- **Problem to work on**
Locate and copy all lines bearing the word "三台村三组".

- **Given information**
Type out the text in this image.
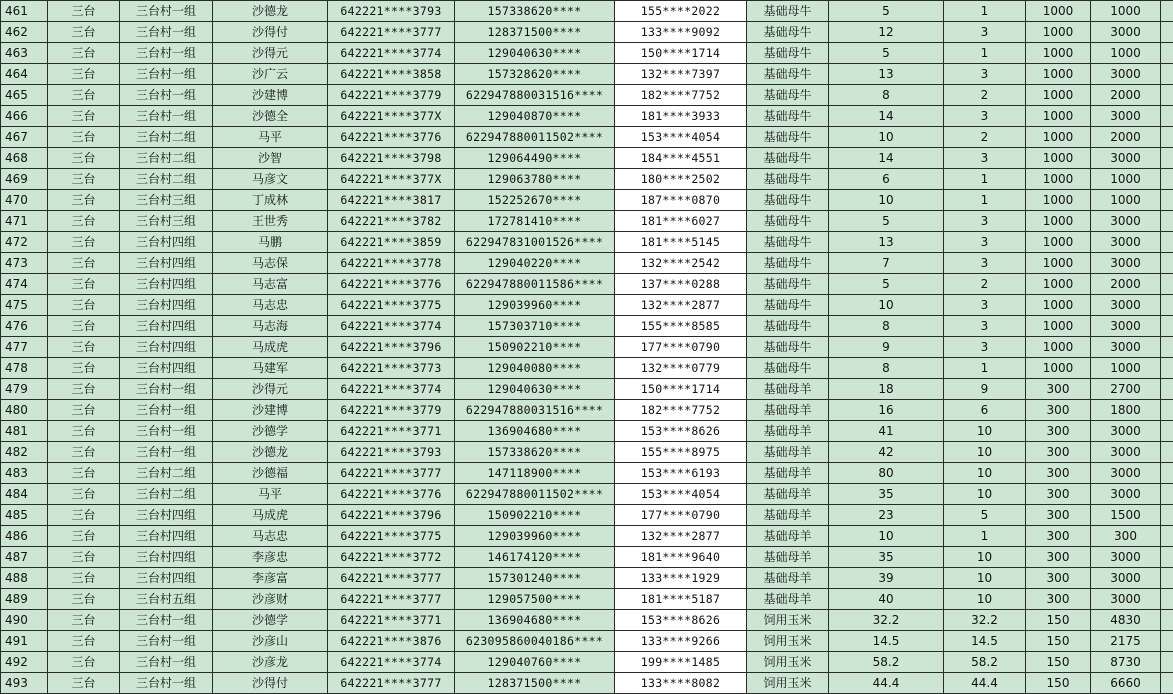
461	三台	三台村一组	沙德龙	642221****3793	157338620****	155****2022	基础母牛	5	1	1000	1000	
462	三台	三台村一组	沙得付	642221****3777	128371500****	133****9092	基础母牛	12	3	1000	3000	
463	三台	三台村一组	沙得元	642221****3774	129040630****	150****1714	基础母牛	5	1	1000	1000	
464	三台	三台村一组	沙广云	642221****3858	157328620****	132****7397	基础母牛	13	3	1000	3000	
465	三台	三台村一组	沙建博	642221****3779	622947880031516****	182****7752	基础母牛	8	2	1000	2000	
466	三台	三台村一组	沙德全	642221****377X	129040870****	181****3933	基础母牛	14	3	1000	3000	
467	三台	三台村二组	马平	642221****3776	622947880011502****	153****4054	基础母牛	10	2	1000	2000	
468	三台	三台村二组	沙智	642221****3798	129064490****	184****4551	基础母牛	14	3	1000	3000	
469	三台	三台村二组	马彦文	642221****377X	129063780****	180****2502	基础母牛	6	1	1000	1000	
470	三台	三台村三组	丁成林	642221****3817	152252670****	187****0870	基础母牛	10	1	1000	1000	
471	三台	三台村三组	王世秀	642221****3782	172781410****	181****6027	基础母牛	5	3	1000	3000	
472	三台	三台村四组	马鹏	642221****3859	622947831001526****	181****5145	基础母牛	13	3	1000	3000	
473	三台	三台村四组	马志保	642221****3778	129040220****	132****2542	基础母牛	7	3	1000	3000	
474	三台	三台村四组	马志富	642221****3776	622947880011586****	137****0288	基础母牛	5	2	1000	2000	
475	三台	三台村四组	马志忠	642221****3775	129039960****	132****2877	基础母牛	10	3	1000	3000	
476	三台	三台村四组	马志海	642221****3774	157303710****	155****8585	基础母牛	8	3	1000	3000	
477	三台	三台村四组	马成虎	642221****3796	150902210****	177****0790	基础母牛	9	3	1000	3000	
478	三台	三台村四组	马建军	642221****3773	129040080****	132****0779	基础母牛	8	1	1000	1000	
479	三台	三台村一组	沙得元	642221****3774	129040630****	150****1714	基础母羊	18	9	300	2700	
480	三台	三台村一组	沙建博	642221****3779	622947880031516****	182****7752	基础母羊	16	6	300	1800	
481	三台	三台村一组	沙德学	642221****3771	136904680****	153****8626	基础母羊	41	10	300	3000	
482	三台	三台村一组	沙德龙	642221****3793	157338620****	155****8975	基础母羊	42	10	300	3000	
483	三台	三台村二组	沙德福	642221****3777	147118900****	153****6193	基础母羊	80	10	300	3000	
484	三台	三台村二组	马平	642221****3776	622947880011502****	153****4054	基础母羊	35	10	300	3000	
485	三台	三台村四组	马成虎	642221****3796	150902210****	177****0790	基础母羊	23	5	300	1500	
486	三台	三台村四组	马志忠	642221****3775	129039960****	132****2877	基础母羊	10	1	300	300	
487	三台	三台村四组	李彦忠	642221****3772	146174120****	181****9640	基础母羊	35	10	300	3000	
488	三台	三台村四组	李彦富	642221****3777	157301240****	133****1929	基础母羊	39	10	300	3000	
489	三台	三台村五组	沙彦财	642221****3777	129057500****	181****5187	基础母羊	40	10	300	3000	
490	三台	三台村一组	沙德学	642221****3771	136904680****	153****8626	饲用玉米	32.2	32.2	150	4830	
491	三台	三台村一组	沙彦山	642221****3876	623095860040186****	133****9266	饲用玉米	14.5	14.5	150	2175	
492	三台	三台村一组	沙彦龙	642221****3774	129040760****	199****1485	饲用玉米	58.2	58.2	150	8730	
493	三台	三台村一组	沙得付	642221****3777	128371500****	133****8082	饲用玉米	44.4	44.4	150	6660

- **Answer to this task**
470	三台	三台村三组	丁成林	642221****3817	152252670****	187****0870	基础母牛	10	1	1000	1000	
471	三台	三台村三组	王世秀	642221****3782	172781410****	181****6027	基础母牛	5	3	1000	3000	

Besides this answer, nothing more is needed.